> **Instruction**: Each line that holds the word "гайку" is to be identified and copied.
########################################
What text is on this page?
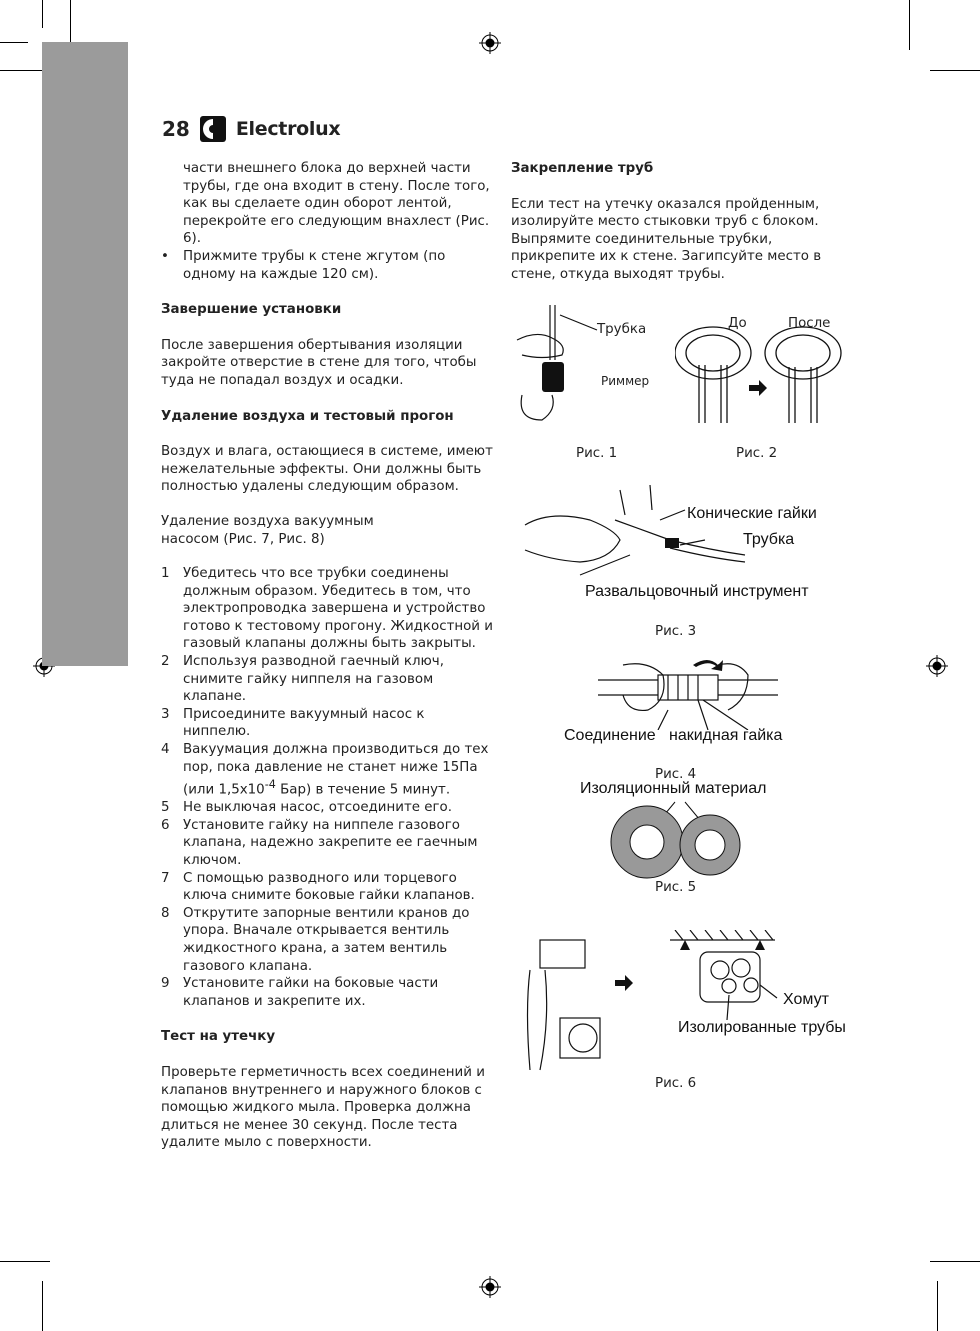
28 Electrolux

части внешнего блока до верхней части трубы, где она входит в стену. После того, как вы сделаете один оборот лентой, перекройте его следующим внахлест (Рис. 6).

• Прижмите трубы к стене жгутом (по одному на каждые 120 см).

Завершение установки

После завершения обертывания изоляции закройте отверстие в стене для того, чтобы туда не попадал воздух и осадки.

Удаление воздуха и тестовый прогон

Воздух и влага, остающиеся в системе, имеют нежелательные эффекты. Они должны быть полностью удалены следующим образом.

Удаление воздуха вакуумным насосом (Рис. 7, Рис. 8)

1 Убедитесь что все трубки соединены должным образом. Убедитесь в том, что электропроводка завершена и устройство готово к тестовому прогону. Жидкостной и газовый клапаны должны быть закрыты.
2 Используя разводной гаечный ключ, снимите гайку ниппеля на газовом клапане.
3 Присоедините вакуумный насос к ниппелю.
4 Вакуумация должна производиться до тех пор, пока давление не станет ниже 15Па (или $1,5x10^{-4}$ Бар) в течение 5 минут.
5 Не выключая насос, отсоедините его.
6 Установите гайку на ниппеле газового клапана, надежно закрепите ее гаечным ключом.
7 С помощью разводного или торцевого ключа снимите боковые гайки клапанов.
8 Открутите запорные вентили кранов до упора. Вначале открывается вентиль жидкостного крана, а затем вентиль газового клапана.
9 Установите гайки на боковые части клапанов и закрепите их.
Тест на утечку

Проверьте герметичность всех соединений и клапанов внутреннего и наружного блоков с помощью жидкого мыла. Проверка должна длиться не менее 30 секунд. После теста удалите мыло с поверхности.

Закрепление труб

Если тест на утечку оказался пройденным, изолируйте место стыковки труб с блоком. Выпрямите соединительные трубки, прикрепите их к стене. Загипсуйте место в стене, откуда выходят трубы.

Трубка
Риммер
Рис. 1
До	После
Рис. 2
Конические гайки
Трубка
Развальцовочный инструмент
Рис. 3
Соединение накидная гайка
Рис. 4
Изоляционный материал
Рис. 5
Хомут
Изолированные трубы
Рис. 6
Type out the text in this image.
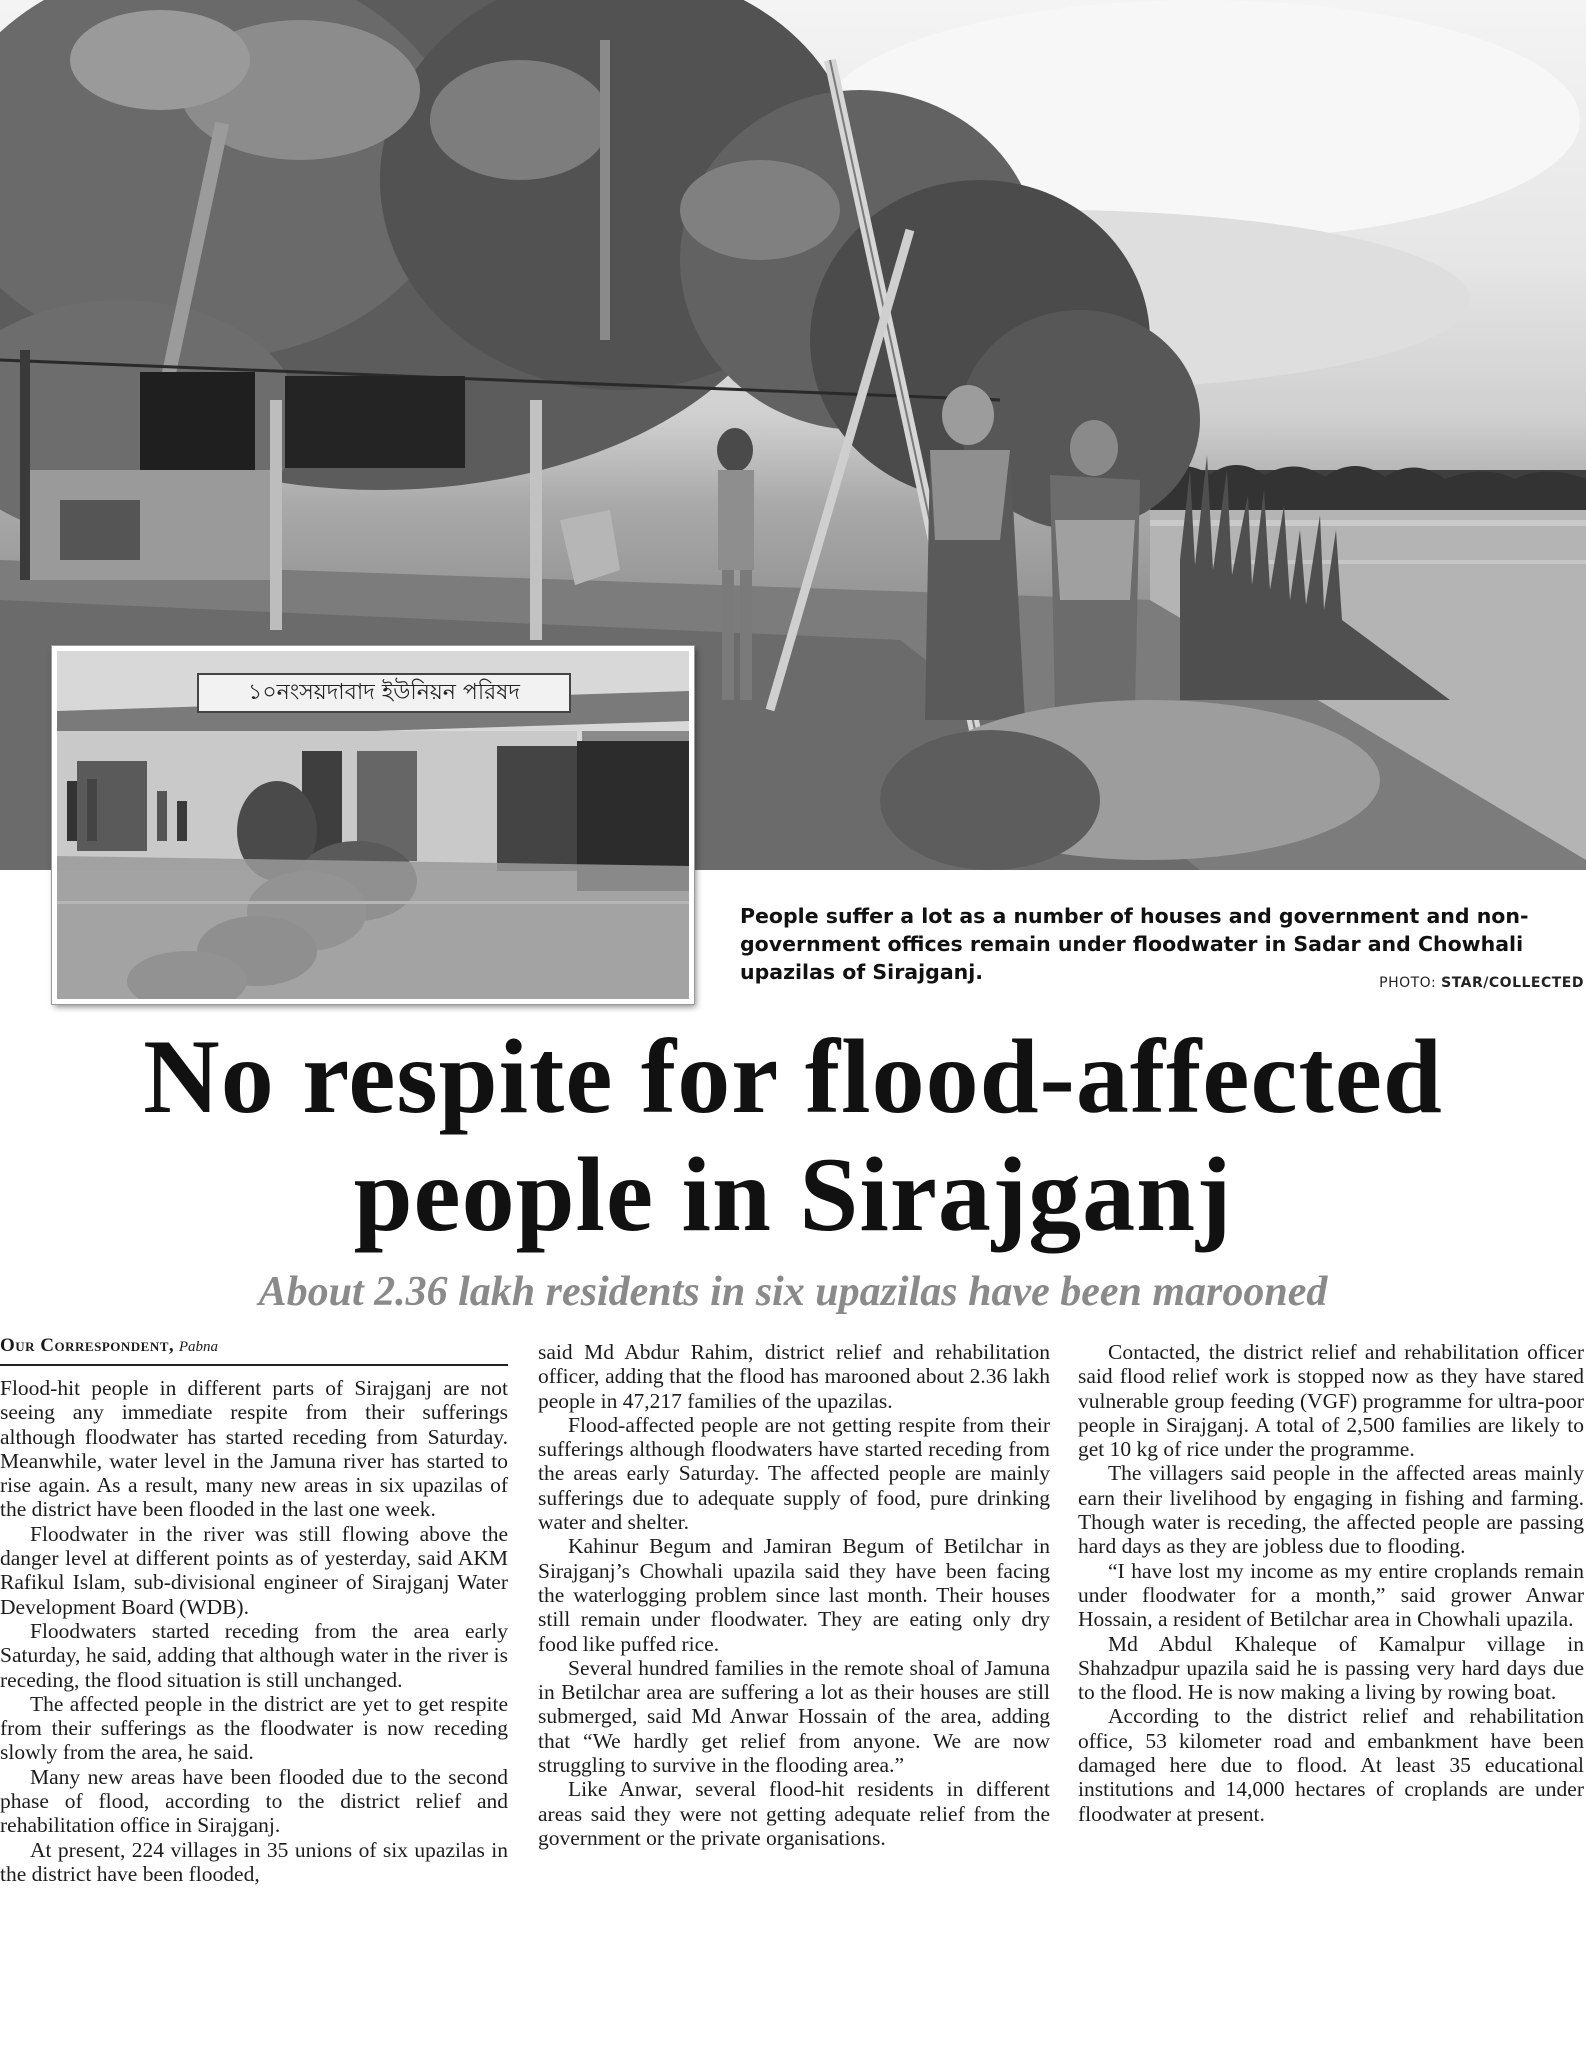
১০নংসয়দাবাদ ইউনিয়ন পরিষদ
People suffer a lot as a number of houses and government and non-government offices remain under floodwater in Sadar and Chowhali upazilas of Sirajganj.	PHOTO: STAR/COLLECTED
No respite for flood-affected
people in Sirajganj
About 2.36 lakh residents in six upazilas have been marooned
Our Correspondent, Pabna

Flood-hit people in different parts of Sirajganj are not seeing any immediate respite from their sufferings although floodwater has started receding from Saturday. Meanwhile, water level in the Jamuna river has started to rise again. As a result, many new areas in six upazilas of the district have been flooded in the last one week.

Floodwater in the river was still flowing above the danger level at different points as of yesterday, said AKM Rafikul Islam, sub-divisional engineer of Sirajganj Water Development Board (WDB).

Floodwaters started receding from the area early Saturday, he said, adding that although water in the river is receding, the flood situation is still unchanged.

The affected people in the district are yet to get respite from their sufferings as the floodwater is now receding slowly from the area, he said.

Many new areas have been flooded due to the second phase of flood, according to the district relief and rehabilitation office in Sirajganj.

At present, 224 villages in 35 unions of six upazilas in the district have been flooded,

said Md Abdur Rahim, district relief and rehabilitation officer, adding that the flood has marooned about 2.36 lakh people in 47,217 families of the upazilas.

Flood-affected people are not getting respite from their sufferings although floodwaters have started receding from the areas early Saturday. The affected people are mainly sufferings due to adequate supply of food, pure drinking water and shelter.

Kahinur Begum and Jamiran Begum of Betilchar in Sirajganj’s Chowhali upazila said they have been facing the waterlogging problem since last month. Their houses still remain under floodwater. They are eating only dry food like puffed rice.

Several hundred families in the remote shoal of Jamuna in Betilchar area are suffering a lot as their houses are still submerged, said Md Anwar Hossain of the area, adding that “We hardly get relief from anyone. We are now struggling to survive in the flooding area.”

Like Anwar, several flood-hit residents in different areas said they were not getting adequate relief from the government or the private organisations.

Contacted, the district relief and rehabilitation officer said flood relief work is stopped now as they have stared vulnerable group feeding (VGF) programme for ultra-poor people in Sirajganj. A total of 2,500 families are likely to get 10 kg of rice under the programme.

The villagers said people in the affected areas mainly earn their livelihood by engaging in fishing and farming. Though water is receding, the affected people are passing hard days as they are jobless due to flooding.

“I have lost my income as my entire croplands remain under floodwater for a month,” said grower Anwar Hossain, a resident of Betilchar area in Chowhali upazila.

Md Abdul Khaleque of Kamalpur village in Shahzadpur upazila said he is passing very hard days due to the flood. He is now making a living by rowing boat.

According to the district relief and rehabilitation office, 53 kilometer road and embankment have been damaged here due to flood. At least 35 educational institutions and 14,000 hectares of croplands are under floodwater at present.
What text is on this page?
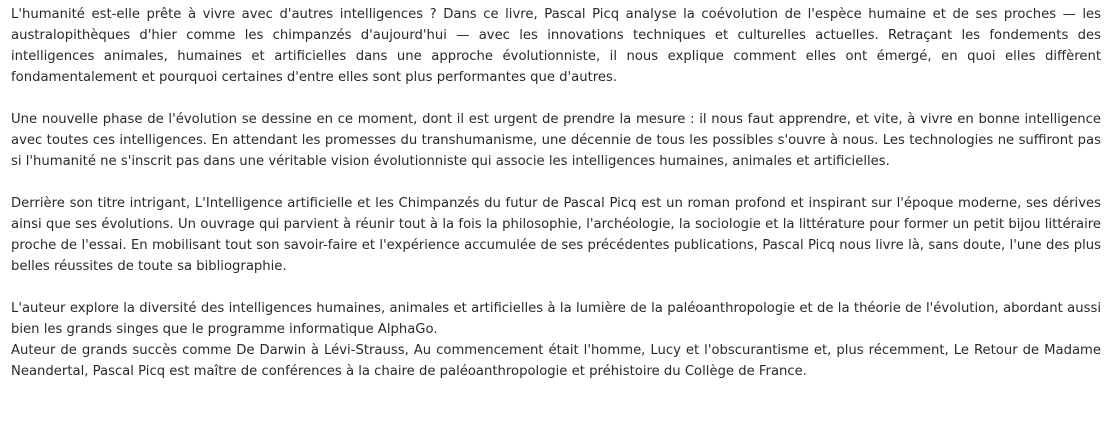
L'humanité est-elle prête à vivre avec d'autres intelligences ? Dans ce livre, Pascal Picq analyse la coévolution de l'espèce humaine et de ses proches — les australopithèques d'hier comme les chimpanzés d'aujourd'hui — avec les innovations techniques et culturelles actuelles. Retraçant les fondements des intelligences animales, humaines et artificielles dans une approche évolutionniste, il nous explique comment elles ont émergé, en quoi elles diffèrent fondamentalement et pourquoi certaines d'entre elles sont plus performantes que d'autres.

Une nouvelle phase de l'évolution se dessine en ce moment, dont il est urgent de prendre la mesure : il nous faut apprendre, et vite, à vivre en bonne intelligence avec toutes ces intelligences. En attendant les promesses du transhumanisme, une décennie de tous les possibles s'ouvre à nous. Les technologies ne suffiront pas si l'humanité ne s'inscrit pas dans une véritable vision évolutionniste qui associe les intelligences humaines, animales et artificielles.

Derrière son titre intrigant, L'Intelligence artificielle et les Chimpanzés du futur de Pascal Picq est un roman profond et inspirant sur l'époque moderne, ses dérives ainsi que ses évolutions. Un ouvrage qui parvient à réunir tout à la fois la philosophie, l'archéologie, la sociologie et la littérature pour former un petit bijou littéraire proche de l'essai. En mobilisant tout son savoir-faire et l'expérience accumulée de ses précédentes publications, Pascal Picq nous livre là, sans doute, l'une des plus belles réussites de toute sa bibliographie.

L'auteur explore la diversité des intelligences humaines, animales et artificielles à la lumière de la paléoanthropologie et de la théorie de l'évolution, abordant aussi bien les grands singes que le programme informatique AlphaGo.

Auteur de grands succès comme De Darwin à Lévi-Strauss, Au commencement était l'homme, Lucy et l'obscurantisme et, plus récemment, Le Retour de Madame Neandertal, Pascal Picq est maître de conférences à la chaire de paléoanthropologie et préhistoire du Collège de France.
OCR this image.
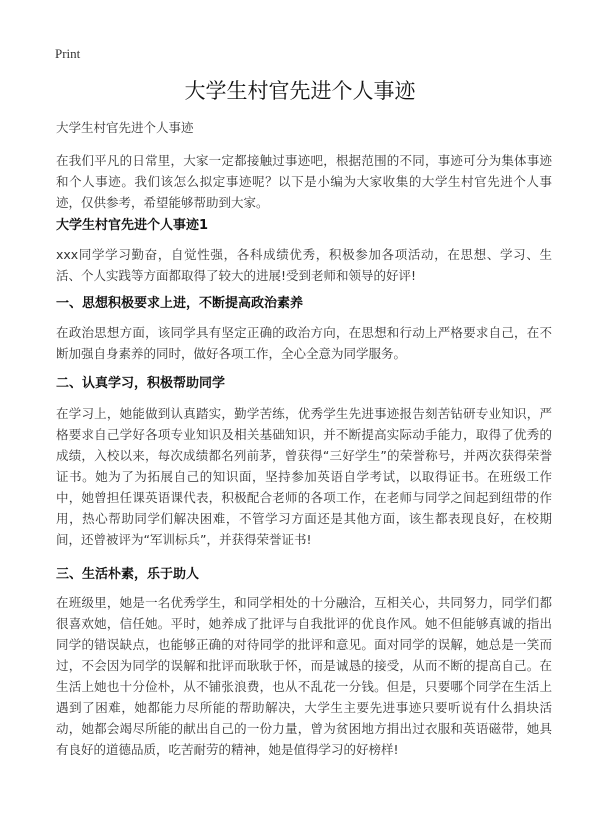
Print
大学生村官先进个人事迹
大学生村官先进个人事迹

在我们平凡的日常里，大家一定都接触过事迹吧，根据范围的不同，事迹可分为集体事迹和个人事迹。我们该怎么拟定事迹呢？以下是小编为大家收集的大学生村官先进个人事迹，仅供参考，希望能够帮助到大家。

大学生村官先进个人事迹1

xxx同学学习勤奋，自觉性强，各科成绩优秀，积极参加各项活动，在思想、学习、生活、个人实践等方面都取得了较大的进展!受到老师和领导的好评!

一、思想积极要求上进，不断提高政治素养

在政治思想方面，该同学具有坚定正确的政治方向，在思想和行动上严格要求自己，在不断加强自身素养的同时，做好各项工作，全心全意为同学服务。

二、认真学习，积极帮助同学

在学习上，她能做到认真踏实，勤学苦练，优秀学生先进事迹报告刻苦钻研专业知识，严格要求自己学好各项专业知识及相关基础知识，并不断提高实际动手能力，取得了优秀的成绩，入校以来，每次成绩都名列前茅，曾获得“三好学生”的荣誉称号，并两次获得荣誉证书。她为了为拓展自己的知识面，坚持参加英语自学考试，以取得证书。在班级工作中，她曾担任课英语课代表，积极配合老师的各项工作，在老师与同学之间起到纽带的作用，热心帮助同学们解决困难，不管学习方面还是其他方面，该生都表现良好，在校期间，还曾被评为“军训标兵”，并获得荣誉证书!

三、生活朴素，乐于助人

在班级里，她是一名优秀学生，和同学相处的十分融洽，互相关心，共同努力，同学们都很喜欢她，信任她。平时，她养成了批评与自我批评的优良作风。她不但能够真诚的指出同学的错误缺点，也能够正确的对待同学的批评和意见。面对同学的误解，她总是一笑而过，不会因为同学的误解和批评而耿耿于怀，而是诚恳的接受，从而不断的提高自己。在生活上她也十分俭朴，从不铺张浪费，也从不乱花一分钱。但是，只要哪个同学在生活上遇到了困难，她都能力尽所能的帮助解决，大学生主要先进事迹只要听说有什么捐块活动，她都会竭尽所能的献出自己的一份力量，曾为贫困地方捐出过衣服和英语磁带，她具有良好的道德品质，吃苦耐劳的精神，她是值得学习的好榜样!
########################################
> **The result**:
2 Используя разводной гаечный ключ, снимите гайку ниппеля на газовом клапане.
6 Установите гайку на ниппеле газового клапана, надежно закрепите ее гаечным ключом.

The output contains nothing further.